* **GOAL OF THE EXERCISE**
Transcribe the material in full, exactly as written.

******************************

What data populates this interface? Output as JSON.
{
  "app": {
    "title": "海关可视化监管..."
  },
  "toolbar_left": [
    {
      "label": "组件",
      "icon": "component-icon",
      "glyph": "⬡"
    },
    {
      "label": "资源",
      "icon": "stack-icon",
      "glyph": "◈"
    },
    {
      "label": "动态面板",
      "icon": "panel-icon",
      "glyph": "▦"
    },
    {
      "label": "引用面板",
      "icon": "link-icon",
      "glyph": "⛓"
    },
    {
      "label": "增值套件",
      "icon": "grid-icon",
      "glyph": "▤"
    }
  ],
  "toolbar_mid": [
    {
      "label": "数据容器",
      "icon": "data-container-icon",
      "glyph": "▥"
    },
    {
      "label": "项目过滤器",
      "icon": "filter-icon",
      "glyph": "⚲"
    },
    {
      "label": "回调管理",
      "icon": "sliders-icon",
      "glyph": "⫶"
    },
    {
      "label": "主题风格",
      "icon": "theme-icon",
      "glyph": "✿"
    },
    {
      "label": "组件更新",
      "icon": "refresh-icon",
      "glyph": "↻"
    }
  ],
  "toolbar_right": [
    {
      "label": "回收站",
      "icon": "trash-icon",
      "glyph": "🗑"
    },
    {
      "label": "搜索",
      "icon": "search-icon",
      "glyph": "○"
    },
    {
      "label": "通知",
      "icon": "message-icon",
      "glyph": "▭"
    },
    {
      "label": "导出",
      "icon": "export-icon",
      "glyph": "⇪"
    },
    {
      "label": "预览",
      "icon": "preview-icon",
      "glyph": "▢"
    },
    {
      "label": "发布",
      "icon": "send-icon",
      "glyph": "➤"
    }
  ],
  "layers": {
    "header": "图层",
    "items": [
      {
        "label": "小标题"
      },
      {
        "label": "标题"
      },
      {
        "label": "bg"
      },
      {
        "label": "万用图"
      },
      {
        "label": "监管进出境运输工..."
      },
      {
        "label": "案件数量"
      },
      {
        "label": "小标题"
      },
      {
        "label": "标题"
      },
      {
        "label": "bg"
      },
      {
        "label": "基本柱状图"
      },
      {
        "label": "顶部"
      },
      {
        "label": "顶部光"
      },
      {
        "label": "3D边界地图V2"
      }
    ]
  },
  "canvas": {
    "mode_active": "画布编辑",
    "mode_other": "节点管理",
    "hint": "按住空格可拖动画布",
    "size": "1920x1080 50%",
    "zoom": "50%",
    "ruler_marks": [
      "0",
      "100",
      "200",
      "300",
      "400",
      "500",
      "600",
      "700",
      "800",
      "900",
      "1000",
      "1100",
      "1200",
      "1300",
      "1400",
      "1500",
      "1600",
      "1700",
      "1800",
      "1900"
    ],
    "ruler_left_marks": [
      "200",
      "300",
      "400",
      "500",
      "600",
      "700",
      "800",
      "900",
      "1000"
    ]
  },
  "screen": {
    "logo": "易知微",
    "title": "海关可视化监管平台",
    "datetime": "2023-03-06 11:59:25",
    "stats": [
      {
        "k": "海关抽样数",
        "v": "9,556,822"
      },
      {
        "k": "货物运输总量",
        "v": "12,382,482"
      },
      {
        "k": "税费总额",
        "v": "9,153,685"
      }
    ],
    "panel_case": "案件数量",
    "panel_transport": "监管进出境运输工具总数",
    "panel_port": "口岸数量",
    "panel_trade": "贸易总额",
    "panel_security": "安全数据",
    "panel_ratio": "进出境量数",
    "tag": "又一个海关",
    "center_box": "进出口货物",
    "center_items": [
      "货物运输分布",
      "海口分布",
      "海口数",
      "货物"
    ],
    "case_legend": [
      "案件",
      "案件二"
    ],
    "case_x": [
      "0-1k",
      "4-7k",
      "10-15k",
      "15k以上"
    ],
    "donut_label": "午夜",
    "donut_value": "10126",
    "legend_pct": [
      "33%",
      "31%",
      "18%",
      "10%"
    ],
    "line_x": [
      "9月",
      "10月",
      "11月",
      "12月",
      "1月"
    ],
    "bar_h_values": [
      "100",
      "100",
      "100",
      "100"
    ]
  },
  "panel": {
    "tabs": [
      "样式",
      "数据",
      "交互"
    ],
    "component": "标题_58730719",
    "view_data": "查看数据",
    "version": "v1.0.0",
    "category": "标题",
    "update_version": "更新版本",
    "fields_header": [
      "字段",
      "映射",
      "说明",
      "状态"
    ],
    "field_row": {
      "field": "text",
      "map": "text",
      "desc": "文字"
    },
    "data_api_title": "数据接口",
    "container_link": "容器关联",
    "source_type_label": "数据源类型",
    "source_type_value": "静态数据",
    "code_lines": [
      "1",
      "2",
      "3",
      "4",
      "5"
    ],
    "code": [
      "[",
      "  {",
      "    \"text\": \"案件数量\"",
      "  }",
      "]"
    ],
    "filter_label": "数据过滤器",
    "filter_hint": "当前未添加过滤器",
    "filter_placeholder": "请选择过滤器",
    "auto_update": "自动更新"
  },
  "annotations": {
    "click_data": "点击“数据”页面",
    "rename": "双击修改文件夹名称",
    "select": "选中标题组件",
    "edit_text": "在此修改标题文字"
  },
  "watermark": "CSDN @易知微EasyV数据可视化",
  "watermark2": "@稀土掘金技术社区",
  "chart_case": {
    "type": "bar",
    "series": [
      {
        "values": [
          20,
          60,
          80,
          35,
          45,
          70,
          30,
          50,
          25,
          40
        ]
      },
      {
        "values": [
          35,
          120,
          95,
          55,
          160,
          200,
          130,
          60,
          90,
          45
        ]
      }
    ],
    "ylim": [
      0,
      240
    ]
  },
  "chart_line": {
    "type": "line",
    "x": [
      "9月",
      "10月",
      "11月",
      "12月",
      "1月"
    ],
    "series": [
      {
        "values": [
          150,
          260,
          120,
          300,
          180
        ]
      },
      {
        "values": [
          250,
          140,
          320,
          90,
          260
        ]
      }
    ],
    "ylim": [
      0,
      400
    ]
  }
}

******************************

* **COMPLETED EXERCISE**
What data populates this interface? Output as JSON.
{
  "app": {
    "title": "海关可视化监管..."
  },
  "toolbar_left": [
    {
      "label": "组件",
      "icon": "component-icon",
      "glyph": "⬡"
    },
    {
      "label": "资源",
      "icon": "stack-icon",
      "glyph": "◈"
    },
    {
      "label": "动态面板",
      "icon": "panel-icon",
      "glyph": "▦"
    },
    {
      "label": "引用面板",
      "icon": "link-icon",
      "glyph": "⛓"
    },
    {
      "label": "增值套件",
      "icon": "grid-icon",
      "glyph": "▤"
    }
  ],
  "toolbar_mid": [
    {
      "label": "数据容器",
      "icon": "data-container-icon",
      "glyph": "▥"
    },
    {
      "label": "项目过滤器",
      "icon": "filter-icon",
      "glyph": "⚲"
    },
    {
      "label": "回调管理",
      "icon": "sliders-icon",
      "glyph": "⫶"
    },
    {
      "label": "主题风格",
      "icon": "theme-icon",
      "glyph": "✿"
    },
    {
      "label": "组件更新",
      "icon": "refresh-icon",
      "glyph": "↻"
    }
  ],
  "toolbar_right": [
    {
      "label": "回收站",
      "icon": "trash-icon",
      "glyph": "🗑"
    },
    {
      "label": "搜索",
      "icon": "search-icon",
      "glyph": "○"
    },
    {
      "label": "通知",
      "icon": "message-icon",
      "glyph": "▭"
    },
    {
      "label": "导出",
      "icon": "export-icon",
      "glyph": "⇪"
    },
    {
      "label": "预览",
      "icon": "preview-icon",
      "glyph": "▢"
    },
    {
      "label": "发布",
      "icon": "send-icon",
      "glyph": "➤"
    }
  ],
  "layers": {
    "header": "图层",
    "items": [
      {
        "label": "小标题"
      },
      {
        "label": "标题"
      },
      {
        "label": "bg"
      },
      {
        "label": "万用图"
      },
      {
        "label": "监管进出境运输工..."
      },
      {
        "label": "案件数量"
      },
      {
        "label": "小标题"
      },
      {
        "label": "标题"
      },
      {
        "label": "bg"
      },
      {
        "label": "基本柱状图"
      },
      {
        "label": "顶部"
      },
      {
        "label": "顶部光"
      },
      {
        "label": "3D边界地图V2"
      }
    ]
  },
  "canvas": {
    "mode_active": "画布编辑",
    "mode_other": "节点管理",
    "hint": "按住空格可拖动画布",
    "size": "1920x1080 50%",
    "zoom": "50%",
    "ruler_marks": [
      "0",
      "100",
      "200",
      "300",
      "400",
      "500",
      "600",
      "700",
      "800",
      "900",
      "1000",
      "1100",
      "1200",
      "1300",
      "1400",
      "1500",
      "1600",
      "1700",
      "1800",
      "1900"
    ],
    "ruler_left_marks": [
      "200",
      "300",
      "400",
      "500",
      "600",
      "700",
      "800",
      "900",
      "1000"
    ]
  },
  "screen": {
    "logo": "易知微",
    "title": "海关可视化监管平台",
    "datetime": "2023-03-06 11:59:25",
    "stats": [
      {
        "k": "海关抽样数",
        "v": "9,556,822"
      },
      {
        "k": "货物运输总量",
        "v": "12,382,482"
      },
      {
        "k": "税费总额",
        "v": "9,153,685"
      }
    ],
    "panel_case": "案件数量",
    "panel_transport": "监管进出境运输工具总数",
    "panel_port": "口岸数量",
    "panel_trade": "贸易总额",
    "panel_security": "安全数据",
    "panel_ratio": "进出境量数",
    "tag": "又一个海关",
    "center_box": "进出口货物",
    "center_items": [
      "货物运输分布",
      "海口分布",
      "海口数",
      "货物"
    ],
    "case_legend": [
      "案件",
      "案件二"
    ],
    "case_x": [
      "0-1k",
      "4-7k",
      "10-15k",
      "15k以上"
    ],
    "donut_label": "午夜",
    "donut_value": "10126",
    "legend_pct": [
      "33%",
      "31%",
      "18%",
      "10%"
    ],
    "line_x": [
      "9月",
      "10月",
      "11月",
      "12月",
      "1月"
    ],
    "bar_h_values": [
      "100",
      "100",
      "100",
      "100"
    ]
  },
  "panel": {
    "tabs": [
      "样式",
      "数据",
      "交互"
    ],
    "component": "标题_58730719",
    "view_data": "查看数据",
    "version": "v1.0.0",
    "category": "标题",
    "update_version": "更新版本",
    "fields_header": [
      "字段",
      "映射",
      "说明",
      "状态"
    ],
    "field_row": {
      "field": "text",
      "map": "text",
      "desc": "文字"
    },
    "data_api_title": "数据接口",
    "container_link": "容器关联",
    "source_type_label": "数据源类型",
    "source_type_value": "静态数据",
    "code_lines": [
      "1",
      "2",
      "3",
      "4",
      "5"
    ],
    "code": [
      "[",
      "  {",
      "    \"text\": \"案件数量\"",
      "  }",
      "]"
    ],
    "filter_label": "数据过滤器",
    "filter_hint": "当前未添加过滤器",
    "filter_placeholder": "请选择过滤器",
    "auto_update": "自动更新"
  },
  "annotations": {
    "click_data": "点击“数据”页面",
    "rename": "双击修改文件夹名称",
    "select": "选中标题组件",
    "edit_text": "在此修改标题文字"
  },
  "watermark": "CSDN @易知微EasyV数据可视化",
  "watermark2": "@稀土掘金技术社区",
  "chart_case": {
    "type": "bar",
    "series": [
      {
        "values": [
          20,
          60,
          80,
          35,
          45,
          70,
          30,
          50,
          25,
          40
        ]
      },
      {
        "values": [
          35,
          120,
          95,
          55,
          160,
          200,
          130,
          60,
          90,
          45
        ]
      }
    ],
    "ylim": [
      0,
      240
    ]
  },
  "chart_line": {
    "type": "line",
    "x": [
      "9月",
      "10月",
      "11月",
      "12月",
      "1月"
    ],
    "series": [
      {
        "values": [
          150,
          260,
          120,
          300,
          180
        ]
      },
      {
        "values": [
          250,
          140,
          320,
          90,
          260
        ]
      }
    ],
    "ylim": [
      0,
      400
    ]
  }
}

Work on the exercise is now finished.